INSTRUCTIONS TO FOLLOW:
Gather each line of the records where "name" appears.

MATERIAL PROVIDED:
'''
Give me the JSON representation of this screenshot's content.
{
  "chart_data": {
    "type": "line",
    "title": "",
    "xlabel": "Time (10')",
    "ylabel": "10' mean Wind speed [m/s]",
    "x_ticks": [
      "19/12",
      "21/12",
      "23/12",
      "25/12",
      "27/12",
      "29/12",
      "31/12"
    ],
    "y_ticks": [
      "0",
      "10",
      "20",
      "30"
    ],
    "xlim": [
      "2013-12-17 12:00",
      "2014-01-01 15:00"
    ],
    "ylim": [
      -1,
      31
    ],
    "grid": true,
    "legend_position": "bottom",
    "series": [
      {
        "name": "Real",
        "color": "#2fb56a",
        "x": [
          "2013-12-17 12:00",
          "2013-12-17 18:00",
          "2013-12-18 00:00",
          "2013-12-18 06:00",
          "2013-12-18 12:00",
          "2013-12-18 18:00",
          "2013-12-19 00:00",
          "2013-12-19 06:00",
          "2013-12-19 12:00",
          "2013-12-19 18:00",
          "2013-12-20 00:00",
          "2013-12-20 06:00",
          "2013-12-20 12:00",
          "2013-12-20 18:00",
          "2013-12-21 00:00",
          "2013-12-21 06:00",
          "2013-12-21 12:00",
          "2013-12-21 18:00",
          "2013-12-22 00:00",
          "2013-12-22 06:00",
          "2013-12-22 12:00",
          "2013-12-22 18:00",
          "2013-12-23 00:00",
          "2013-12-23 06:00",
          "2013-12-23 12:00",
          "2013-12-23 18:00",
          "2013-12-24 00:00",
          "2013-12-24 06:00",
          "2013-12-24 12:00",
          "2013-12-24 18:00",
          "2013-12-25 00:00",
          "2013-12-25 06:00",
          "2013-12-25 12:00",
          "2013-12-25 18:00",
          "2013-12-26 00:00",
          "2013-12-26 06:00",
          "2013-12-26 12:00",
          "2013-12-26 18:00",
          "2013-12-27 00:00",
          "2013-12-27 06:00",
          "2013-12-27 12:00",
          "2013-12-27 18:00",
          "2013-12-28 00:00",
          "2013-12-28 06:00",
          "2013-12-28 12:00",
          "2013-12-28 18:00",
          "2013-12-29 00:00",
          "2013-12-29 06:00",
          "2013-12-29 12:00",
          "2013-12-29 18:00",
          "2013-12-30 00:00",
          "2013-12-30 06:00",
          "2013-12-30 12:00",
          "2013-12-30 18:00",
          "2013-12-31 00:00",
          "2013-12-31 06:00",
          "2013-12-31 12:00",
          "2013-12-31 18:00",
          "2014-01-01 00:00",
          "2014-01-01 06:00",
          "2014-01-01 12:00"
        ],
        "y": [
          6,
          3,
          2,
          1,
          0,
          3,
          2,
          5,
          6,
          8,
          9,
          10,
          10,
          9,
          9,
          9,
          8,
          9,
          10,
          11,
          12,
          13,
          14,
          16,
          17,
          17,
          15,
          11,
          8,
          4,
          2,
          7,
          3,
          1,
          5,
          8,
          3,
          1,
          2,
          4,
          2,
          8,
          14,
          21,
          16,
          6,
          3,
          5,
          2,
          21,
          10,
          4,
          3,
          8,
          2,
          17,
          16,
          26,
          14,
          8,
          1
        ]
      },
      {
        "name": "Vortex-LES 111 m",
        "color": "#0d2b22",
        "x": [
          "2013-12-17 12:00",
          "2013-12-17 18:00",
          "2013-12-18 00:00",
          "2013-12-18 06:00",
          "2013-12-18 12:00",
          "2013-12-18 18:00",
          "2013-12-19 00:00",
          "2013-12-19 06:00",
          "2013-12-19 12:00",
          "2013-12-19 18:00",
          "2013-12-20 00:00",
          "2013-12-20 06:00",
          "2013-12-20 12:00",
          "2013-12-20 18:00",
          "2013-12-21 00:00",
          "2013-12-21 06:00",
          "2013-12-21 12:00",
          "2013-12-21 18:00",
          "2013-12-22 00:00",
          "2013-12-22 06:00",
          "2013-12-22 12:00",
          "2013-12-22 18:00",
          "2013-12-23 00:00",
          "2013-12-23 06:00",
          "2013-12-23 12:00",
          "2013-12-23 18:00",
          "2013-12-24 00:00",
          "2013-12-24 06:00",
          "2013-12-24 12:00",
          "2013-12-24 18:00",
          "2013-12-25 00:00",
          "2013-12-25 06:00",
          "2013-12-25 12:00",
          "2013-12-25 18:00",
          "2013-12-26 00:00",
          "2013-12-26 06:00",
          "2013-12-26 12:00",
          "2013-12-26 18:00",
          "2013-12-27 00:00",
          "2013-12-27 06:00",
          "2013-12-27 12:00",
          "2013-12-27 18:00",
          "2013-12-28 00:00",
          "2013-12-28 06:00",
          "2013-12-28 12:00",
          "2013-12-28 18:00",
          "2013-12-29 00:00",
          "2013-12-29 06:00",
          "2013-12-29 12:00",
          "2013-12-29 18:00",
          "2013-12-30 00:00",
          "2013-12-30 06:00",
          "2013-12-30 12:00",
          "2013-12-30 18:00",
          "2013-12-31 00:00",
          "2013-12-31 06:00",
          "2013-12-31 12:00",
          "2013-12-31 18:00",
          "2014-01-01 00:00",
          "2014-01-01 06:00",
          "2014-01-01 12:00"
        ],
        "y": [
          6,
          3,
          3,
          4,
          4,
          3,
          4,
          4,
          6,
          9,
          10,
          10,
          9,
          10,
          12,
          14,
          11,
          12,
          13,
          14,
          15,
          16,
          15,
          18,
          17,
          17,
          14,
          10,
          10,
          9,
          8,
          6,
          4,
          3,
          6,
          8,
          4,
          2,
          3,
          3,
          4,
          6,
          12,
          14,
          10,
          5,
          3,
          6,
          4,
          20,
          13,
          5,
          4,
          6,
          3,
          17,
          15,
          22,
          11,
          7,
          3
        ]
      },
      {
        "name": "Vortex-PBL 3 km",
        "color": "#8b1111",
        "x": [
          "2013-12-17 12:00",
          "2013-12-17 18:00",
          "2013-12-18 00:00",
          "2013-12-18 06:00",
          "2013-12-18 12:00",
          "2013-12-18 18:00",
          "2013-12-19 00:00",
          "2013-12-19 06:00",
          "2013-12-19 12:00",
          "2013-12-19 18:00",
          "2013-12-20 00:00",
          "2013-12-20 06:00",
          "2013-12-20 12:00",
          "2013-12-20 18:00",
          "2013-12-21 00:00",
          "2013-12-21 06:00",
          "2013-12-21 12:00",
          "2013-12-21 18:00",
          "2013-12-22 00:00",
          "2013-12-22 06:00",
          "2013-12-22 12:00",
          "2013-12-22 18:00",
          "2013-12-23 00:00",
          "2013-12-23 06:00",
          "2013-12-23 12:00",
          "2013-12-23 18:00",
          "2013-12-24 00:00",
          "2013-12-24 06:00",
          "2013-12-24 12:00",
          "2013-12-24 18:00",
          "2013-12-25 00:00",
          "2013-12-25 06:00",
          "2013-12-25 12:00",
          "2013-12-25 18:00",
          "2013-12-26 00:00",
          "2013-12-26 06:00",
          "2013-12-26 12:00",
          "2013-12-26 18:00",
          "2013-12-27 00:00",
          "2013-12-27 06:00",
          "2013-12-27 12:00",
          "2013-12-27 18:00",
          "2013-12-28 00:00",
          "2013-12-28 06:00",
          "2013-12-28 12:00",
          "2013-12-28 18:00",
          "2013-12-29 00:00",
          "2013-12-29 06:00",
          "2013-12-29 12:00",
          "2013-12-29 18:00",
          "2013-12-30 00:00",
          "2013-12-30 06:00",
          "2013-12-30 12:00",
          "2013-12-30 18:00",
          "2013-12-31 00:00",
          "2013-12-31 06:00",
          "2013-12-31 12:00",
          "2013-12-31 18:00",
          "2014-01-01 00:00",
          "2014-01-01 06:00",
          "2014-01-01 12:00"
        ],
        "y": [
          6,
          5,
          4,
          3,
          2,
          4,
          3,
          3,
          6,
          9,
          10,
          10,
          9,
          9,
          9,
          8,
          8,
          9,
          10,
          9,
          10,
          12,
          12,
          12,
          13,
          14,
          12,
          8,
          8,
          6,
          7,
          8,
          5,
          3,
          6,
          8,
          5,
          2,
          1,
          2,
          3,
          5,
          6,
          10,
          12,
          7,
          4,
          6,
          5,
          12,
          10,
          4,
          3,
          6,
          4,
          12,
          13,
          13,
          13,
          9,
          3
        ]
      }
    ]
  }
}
'''
EXERCISE RESULT:
        "name": "Real",
        "name": "Vortex-LES 111 m",
        "name": "Vortex-PBL 3 km",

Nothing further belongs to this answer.